[Stored data]
<<<<

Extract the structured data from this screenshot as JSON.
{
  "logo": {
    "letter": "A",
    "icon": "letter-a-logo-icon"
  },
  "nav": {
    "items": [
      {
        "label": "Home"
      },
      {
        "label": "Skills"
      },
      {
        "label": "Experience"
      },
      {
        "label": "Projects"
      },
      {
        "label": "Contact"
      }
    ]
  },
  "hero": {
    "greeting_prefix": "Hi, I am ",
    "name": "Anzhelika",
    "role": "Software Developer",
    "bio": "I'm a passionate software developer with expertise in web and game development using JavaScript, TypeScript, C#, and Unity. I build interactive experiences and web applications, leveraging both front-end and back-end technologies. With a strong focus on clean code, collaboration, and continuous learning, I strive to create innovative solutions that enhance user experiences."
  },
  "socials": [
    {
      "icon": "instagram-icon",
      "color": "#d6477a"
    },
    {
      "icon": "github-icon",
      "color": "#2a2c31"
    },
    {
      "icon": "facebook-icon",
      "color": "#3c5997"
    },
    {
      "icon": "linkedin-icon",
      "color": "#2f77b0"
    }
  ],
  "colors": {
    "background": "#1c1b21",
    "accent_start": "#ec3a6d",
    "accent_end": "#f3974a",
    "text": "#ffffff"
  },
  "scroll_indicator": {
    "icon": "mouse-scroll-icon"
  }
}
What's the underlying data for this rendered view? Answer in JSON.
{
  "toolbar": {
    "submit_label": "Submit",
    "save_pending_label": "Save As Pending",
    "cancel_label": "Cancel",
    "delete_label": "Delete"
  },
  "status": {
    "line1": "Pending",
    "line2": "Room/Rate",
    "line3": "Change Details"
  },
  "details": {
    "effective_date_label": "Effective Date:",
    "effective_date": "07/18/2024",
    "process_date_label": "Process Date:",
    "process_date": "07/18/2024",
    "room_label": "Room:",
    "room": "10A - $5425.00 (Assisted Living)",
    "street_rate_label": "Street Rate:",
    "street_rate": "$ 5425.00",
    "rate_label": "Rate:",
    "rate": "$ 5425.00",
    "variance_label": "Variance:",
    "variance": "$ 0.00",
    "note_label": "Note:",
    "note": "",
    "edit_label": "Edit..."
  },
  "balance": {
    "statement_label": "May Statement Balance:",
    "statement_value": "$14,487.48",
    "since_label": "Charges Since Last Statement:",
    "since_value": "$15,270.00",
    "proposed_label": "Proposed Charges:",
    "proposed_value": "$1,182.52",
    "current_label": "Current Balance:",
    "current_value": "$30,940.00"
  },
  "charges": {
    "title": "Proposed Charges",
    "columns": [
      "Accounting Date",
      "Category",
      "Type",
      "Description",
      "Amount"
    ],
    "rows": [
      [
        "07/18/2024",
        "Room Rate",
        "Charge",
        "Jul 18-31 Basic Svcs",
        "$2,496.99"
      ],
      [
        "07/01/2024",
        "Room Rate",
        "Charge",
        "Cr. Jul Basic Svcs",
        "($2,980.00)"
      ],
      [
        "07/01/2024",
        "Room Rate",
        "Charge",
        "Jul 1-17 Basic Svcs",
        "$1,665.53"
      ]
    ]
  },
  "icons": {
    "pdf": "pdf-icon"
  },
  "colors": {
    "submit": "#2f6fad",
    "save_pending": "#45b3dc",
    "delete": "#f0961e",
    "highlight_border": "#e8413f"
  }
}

>>>>

= GIVEN INSTRUCTION =
Write the entire listing out again, word for word.

= EXERCISE RESPONSE =
Extract the structured data from this screenshot as JSON.
{
  "logo": {
    "letter": "A",
    "icon": "letter-a-logo-icon"
  },
  "nav": {
    "items": [
      {
        "label": "Home"
      },
      {
        "label": "Skills"
      },
      {
        "label": "Experience"
      },
      {
        "label": "Projects"
      },
      {
        "label": "Contact"
      }
    ]
  },
  "hero": {
    "greeting_prefix": "Hi, I am ",
    "name": "Anzhelika",
    "role": "Software Developer",
    "bio": "I'm a passionate software developer with expertise in web and game development using JavaScript, TypeScript, C#, and Unity. I build interactive experiences and web applications, leveraging both front-end and back-end technologies. With a strong focus on clean code, collaboration, and continuous learning, I strive to create innovative solutions that enhance user experiences."
  },
  "socials": [
    {
      "icon": "instagram-icon",
      "color": "#d6477a"
    },
    {
      "icon": "github-icon",
      "color": "#2a2c31"
    },
    {
      "icon": "facebook-icon",
      "color": "#3c5997"
    },
    {
      "icon": "linkedin-icon",
      "color": "#2f77b0"
    }
  ],
  "colors": {
    "background": "#1c1b21",
    "accent_start": "#ec3a6d",
    "accent_end": "#f3974a",
    "text": "#ffffff"
  },
  "scroll_indicator": {
    "icon": "mouse-scroll-icon"
  }
}
What's the underlying data for this rendered view? Answer in JSON.
{
  "toolbar": {
    "submit_label": "Submit",
    "save_pending_label": "Save As Pending",
    "cancel_label": "Cancel",
    "delete_label": "Delete"
  },
  "status": {
    "line1": "Pending",
    "line2": "Room/Rate",
    "line3": "Change Details"
  },
  "details": {
    "effective_date_label": "Effective Date:",
    "effective_date": "07/18/2024",
    "process_date_label": "Process Date:",
    "process_date": "07/18/2024",
    "room_label": "Room:",
    "room": "10A - $5425.00 (Assisted Living)",
    "street_rate_label": "Street Rate:",
    "street_rate": "$ 5425.00",
    "rate_label": "Rate:",
    "rate": "$ 5425.00",
    "variance_label": "Variance:",
    "variance": "$ 0.00",
    "note_label": "Note:",
    "note": "",
    "edit_label": "Edit..."
  },
  "balance": {
    "statement_label": "May Statement Balance:",
    "statement_value": "$14,487.48",
    "since_label": "Charges Since Last Statement:",
    "since_value": "$15,270.00",
    "proposed_label": "Proposed Charges:",
    "proposed_value": "$1,182.52",
    "current_label": "Current Balance:",
    "current_value": "$30,940.00"
  },
  "charges": {
    "title": "Proposed Charges",
    "columns": [
      "Accounting Date",
      "Category",
      "Type",
      "Description",
      "Amount"
    ],
    "rows": [
      [
        "07/18/2024",
        "Room Rate",
        "Charge",
        "Jul 18-31 Basic Svcs",
        "$2,496.99"
      ],
      [
        "07/01/2024",
        "Room Rate",
        "Charge",
        "Cr. Jul Basic Svcs",
        "($2,980.00)"
      ],
      [
        "07/01/2024",
        "Room Rate",
        "Charge",
        "Jul 1-17 Basic Svcs",
        "$1,665.53"
      ]
    ]
  },
  "icons": {
    "pdf": "pdf-icon"
  },
  "colors": {
    "submit": "#2f6fad",
    "save_pending": "#45b3dc",
    "delete": "#f0961e",
    "highlight_border": "#e8413f"
  }
}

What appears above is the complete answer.